Data lines -
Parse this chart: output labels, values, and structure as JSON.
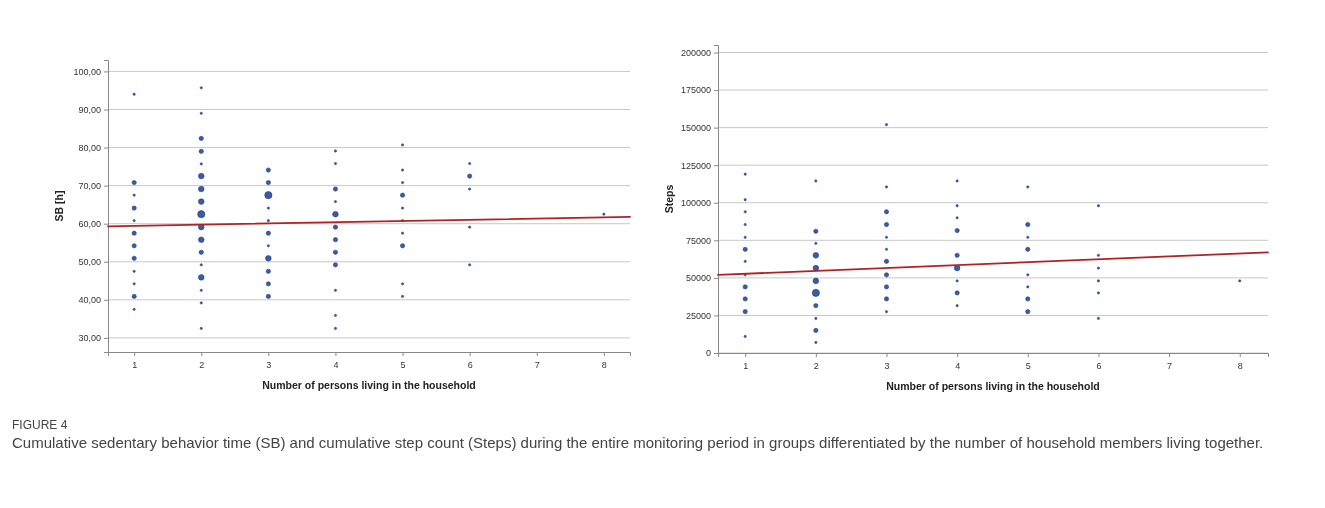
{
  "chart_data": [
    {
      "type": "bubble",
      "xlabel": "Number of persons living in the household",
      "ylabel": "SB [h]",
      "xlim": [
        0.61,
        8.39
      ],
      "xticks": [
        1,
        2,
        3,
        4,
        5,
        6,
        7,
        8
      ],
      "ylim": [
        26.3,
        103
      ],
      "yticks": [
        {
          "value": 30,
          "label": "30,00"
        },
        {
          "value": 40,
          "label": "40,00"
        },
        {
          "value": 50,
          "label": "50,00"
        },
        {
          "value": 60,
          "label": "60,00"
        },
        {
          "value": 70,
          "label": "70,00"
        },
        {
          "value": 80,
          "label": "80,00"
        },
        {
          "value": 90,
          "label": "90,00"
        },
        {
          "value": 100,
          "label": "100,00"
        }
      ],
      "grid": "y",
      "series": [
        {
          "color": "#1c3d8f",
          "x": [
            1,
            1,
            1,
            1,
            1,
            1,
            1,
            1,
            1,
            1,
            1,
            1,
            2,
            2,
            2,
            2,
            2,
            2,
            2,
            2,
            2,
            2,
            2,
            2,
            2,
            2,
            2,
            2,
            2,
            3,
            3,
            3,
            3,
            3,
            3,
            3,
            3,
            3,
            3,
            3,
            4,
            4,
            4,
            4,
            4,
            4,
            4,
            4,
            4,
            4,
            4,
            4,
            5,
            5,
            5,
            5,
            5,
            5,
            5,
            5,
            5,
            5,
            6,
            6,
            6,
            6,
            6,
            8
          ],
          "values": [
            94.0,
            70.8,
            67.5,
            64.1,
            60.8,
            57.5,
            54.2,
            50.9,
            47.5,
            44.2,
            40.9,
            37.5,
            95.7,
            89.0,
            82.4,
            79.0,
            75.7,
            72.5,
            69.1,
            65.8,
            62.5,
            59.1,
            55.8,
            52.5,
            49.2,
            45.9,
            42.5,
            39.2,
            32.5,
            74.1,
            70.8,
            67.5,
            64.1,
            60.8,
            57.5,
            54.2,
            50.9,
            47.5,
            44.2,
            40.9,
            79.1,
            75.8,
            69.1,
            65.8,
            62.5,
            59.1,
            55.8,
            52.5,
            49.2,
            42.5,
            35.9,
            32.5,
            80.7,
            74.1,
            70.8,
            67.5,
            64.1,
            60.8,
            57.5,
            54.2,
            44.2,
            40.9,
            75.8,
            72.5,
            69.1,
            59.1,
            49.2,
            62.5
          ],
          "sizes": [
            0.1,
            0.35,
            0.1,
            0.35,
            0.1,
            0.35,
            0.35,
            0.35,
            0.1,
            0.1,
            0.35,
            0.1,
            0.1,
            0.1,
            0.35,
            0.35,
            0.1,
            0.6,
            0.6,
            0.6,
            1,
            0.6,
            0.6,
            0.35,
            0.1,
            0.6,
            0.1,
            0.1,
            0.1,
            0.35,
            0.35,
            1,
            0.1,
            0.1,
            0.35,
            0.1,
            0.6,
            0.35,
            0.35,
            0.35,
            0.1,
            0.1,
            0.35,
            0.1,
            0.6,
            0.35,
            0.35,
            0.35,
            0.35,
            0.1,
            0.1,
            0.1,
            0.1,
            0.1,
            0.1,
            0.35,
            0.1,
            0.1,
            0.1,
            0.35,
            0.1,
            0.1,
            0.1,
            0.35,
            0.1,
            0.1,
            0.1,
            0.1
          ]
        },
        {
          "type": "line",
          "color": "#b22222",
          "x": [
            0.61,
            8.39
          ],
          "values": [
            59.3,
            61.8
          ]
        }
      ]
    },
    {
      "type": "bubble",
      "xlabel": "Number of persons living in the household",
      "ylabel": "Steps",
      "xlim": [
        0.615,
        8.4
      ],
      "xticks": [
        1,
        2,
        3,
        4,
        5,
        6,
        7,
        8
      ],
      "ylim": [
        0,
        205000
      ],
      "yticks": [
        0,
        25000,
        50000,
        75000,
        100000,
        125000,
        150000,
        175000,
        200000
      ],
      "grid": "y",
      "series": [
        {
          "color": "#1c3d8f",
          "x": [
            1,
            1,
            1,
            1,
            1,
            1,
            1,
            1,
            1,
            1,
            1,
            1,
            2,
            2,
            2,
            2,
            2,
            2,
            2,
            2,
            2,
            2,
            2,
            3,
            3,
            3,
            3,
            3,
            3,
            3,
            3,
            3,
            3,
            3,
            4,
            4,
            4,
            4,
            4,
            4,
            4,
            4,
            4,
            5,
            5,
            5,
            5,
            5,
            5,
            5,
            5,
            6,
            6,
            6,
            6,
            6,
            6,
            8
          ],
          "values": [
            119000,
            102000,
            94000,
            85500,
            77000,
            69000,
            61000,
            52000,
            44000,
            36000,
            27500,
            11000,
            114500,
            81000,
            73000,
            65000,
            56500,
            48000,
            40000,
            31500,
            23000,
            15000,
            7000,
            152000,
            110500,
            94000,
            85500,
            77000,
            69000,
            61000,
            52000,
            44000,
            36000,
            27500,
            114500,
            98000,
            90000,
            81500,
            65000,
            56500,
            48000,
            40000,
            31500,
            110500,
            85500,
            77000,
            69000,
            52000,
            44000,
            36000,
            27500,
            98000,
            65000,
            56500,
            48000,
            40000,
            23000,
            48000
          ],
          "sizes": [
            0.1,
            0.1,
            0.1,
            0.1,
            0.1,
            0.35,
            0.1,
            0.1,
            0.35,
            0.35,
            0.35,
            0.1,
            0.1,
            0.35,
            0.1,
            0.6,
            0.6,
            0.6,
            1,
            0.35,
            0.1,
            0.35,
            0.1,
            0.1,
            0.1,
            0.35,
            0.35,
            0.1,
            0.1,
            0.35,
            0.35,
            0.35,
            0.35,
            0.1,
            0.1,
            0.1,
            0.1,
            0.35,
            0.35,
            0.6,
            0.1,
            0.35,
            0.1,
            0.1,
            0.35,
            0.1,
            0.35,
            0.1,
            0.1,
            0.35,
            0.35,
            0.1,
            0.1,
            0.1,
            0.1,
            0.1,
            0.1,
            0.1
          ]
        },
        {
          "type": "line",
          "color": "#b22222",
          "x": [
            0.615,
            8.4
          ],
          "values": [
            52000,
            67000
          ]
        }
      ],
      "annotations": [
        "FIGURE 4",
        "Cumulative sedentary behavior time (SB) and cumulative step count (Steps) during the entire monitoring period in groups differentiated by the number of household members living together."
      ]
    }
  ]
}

Brief -
Restate each entry word for word, leaving out any pictures.

Right answer -
Parse this chart: output labels, values, and structure as JSON.
{
  "chart_data": [
    {
      "type": "bubble",
      "xlabel": "Number of persons living in the household",
      "ylabel": "SB [h]",
      "xlim": [
        0.61,
        8.39
      ],
      "xticks": [
        1,
        2,
        3,
        4,
        5,
        6,
        7,
        8
      ],
      "ylim": [
        26.3,
        103
      ],
      "yticks": [
        {
          "value": 30,
          "label": "30,00"
        },
        {
          "value": 40,
          "label": "40,00"
        },
        {
          "value": 50,
          "label": "50,00"
        },
        {
          "value": 60,
          "label": "60,00"
        },
        {
          "value": 70,
          "label": "70,00"
        },
        {
          "value": 80,
          "label": "80,00"
        },
        {
          "value": 90,
          "label": "90,00"
        },
        {
          "value": 100,
          "label": "100,00"
        }
      ],
      "grid": "y",
      "series": [
        {
          "color": "#1c3d8f",
          "x": [
            1,
            1,
            1,
            1,
            1,
            1,
            1,
            1,
            1,
            1,
            1,
            1,
            2,
            2,
            2,
            2,
            2,
            2,
            2,
            2,
            2,
            2,
            2,
            2,
            2,
            2,
            2,
            2,
            2,
            3,
            3,
            3,
            3,
            3,
            3,
            3,
            3,
            3,
            3,
            3,
            4,
            4,
            4,
            4,
            4,
            4,
            4,
            4,
            4,
            4,
            4,
            4,
            5,
            5,
            5,
            5,
            5,
            5,
            5,
            5,
            5,
            5,
            6,
            6,
            6,
            6,
            6,
            8
          ],
          "values": [
            94.0,
            70.8,
            67.5,
            64.1,
            60.8,
            57.5,
            54.2,
            50.9,
            47.5,
            44.2,
            40.9,
            37.5,
            95.7,
            89.0,
            82.4,
            79.0,
            75.7,
            72.5,
            69.1,
            65.8,
            62.5,
            59.1,
            55.8,
            52.5,
            49.2,
            45.9,
            42.5,
            39.2,
            32.5,
            74.1,
            70.8,
            67.5,
            64.1,
            60.8,
            57.5,
            54.2,
            50.9,
            47.5,
            44.2,
            40.9,
            79.1,
            75.8,
            69.1,
            65.8,
            62.5,
            59.1,
            55.8,
            52.5,
            49.2,
            42.5,
            35.9,
            32.5,
            80.7,
            74.1,
            70.8,
            67.5,
            64.1,
            60.8,
            57.5,
            54.2,
            44.2,
            40.9,
            75.8,
            72.5,
            69.1,
            59.1,
            49.2,
            62.5
          ],
          "sizes": [
            0.1,
            0.35,
            0.1,
            0.35,
            0.1,
            0.35,
            0.35,
            0.35,
            0.1,
            0.1,
            0.35,
            0.1,
            0.1,
            0.1,
            0.35,
            0.35,
            0.1,
            0.6,
            0.6,
            0.6,
            1,
            0.6,
            0.6,
            0.35,
            0.1,
            0.6,
            0.1,
            0.1,
            0.1,
            0.35,
            0.35,
            1,
            0.1,
            0.1,
            0.35,
            0.1,
            0.6,
            0.35,
            0.35,
            0.35,
            0.1,
            0.1,
            0.35,
            0.1,
            0.6,
            0.35,
            0.35,
            0.35,
            0.35,
            0.1,
            0.1,
            0.1,
            0.1,
            0.1,
            0.1,
            0.35,
            0.1,
            0.1,
            0.1,
            0.35,
            0.1,
            0.1,
            0.1,
            0.35,
            0.1,
            0.1,
            0.1,
            0.1
          ]
        },
        {
          "type": "line",
          "color": "#b22222",
          "x": [
            0.61,
            8.39
          ],
          "values": [
            59.3,
            61.8
          ]
        }
      ]
    },
    {
      "type": "bubble",
      "xlabel": "Number of persons living in the household",
      "ylabel": "Steps",
      "xlim": [
        0.615,
        8.4
      ],
      "xticks": [
        1,
        2,
        3,
        4,
        5,
        6,
        7,
        8
      ],
      "ylim": [
        0,
        205000
      ],
      "yticks": [
        0,
        25000,
        50000,
        75000,
        100000,
        125000,
        150000,
        175000,
        200000
      ],
      "grid": "y",
      "series": [
        {
          "color": "#1c3d8f",
          "x": [
            1,
            1,
            1,
            1,
            1,
            1,
            1,
            1,
            1,
            1,
            1,
            1,
            2,
            2,
            2,
            2,
            2,
            2,
            2,
            2,
            2,
            2,
            2,
            3,
            3,
            3,
            3,
            3,
            3,
            3,
            3,
            3,
            3,
            3,
            4,
            4,
            4,
            4,
            4,
            4,
            4,
            4,
            4,
            5,
            5,
            5,
            5,
            5,
            5,
            5,
            5,
            6,
            6,
            6,
            6,
            6,
            6,
            8
          ],
          "values": [
            119000,
            102000,
            94000,
            85500,
            77000,
            69000,
            61000,
            52000,
            44000,
            36000,
            27500,
            11000,
            114500,
            81000,
            73000,
            65000,
            56500,
            48000,
            40000,
            31500,
            23000,
            15000,
            7000,
            152000,
            110500,
            94000,
            85500,
            77000,
            69000,
            61000,
            52000,
            44000,
            36000,
            27500,
            114500,
            98000,
            90000,
            81500,
            65000,
            56500,
            48000,
            40000,
            31500,
            110500,
            85500,
            77000,
            69000,
            52000,
            44000,
            36000,
            27500,
            98000,
            65000,
            56500,
            48000,
            40000,
            23000,
            48000
          ],
          "sizes": [
            0.1,
            0.1,
            0.1,
            0.1,
            0.1,
            0.35,
            0.1,
            0.1,
            0.35,
            0.35,
            0.35,
            0.1,
            0.1,
            0.35,
            0.1,
            0.6,
            0.6,
            0.6,
            1,
            0.35,
            0.1,
            0.35,
            0.1,
            0.1,
            0.1,
            0.35,
            0.35,
            0.1,
            0.1,
            0.35,
            0.35,
            0.35,
            0.35,
            0.1,
            0.1,
            0.1,
            0.1,
            0.35,
            0.35,
            0.6,
            0.1,
            0.35,
            0.1,
            0.1,
            0.35,
            0.1,
            0.35,
            0.1,
            0.1,
            0.35,
            0.35,
            0.1,
            0.1,
            0.1,
            0.1,
            0.1,
            0.1,
            0.1
          ]
        },
        {
          "type": "line",
          "color": "#b22222",
          "x": [
            0.615,
            8.4
          ],
          "values": [
            52000,
            67000
          ]
        }
      ],
      "annotations": [
        "FIGURE 4",
        "Cumulative sedentary behavior time (SB) and cumulative step count (Steps) during the entire monitoring period in groups differentiated by the number of household members living together."
      ]
    }
  ]
}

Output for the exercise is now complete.